• Exercise task: Copy out each line featuring the string "急傾斜地の崩壊" from the entries beneath.

----- Task inputs -----

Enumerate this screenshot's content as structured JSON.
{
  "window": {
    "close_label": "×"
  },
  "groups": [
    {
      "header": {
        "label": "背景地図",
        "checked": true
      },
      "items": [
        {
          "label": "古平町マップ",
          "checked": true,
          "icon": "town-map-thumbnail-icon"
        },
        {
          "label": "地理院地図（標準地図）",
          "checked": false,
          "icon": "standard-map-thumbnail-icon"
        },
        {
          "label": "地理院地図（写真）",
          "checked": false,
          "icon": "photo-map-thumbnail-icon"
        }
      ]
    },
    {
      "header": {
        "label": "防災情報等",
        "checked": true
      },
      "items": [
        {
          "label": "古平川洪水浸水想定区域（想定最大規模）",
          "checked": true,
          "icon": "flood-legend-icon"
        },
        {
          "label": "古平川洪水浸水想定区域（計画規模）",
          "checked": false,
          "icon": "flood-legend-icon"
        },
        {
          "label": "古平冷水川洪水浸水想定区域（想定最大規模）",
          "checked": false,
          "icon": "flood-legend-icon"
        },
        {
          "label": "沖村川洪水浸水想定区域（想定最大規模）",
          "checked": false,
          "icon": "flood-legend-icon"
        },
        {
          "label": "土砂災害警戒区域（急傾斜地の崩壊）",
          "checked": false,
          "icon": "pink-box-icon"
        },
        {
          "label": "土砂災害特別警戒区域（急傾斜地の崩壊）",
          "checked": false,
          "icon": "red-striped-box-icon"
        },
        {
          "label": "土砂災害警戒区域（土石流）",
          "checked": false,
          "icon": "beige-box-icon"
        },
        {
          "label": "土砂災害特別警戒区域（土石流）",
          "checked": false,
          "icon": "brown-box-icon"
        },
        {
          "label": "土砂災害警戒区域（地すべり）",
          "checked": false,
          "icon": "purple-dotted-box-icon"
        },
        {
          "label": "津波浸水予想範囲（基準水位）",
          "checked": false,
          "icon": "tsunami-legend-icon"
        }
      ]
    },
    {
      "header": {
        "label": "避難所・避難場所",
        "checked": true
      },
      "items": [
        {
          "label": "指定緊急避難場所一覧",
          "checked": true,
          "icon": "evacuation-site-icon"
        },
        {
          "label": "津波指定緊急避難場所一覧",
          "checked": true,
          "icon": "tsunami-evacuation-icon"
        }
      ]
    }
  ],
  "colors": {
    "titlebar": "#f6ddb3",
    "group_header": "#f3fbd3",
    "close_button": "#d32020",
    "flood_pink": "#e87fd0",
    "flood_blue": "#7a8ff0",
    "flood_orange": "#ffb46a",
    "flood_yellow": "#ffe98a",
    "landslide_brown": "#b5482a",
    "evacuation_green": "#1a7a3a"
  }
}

-----

• Answer to this exercise:
          "label": "土砂災害警戒区域（急傾斜地の崩壊）",
          "label": "土砂災害特別警戒区域（急傾斜地の崩壊）",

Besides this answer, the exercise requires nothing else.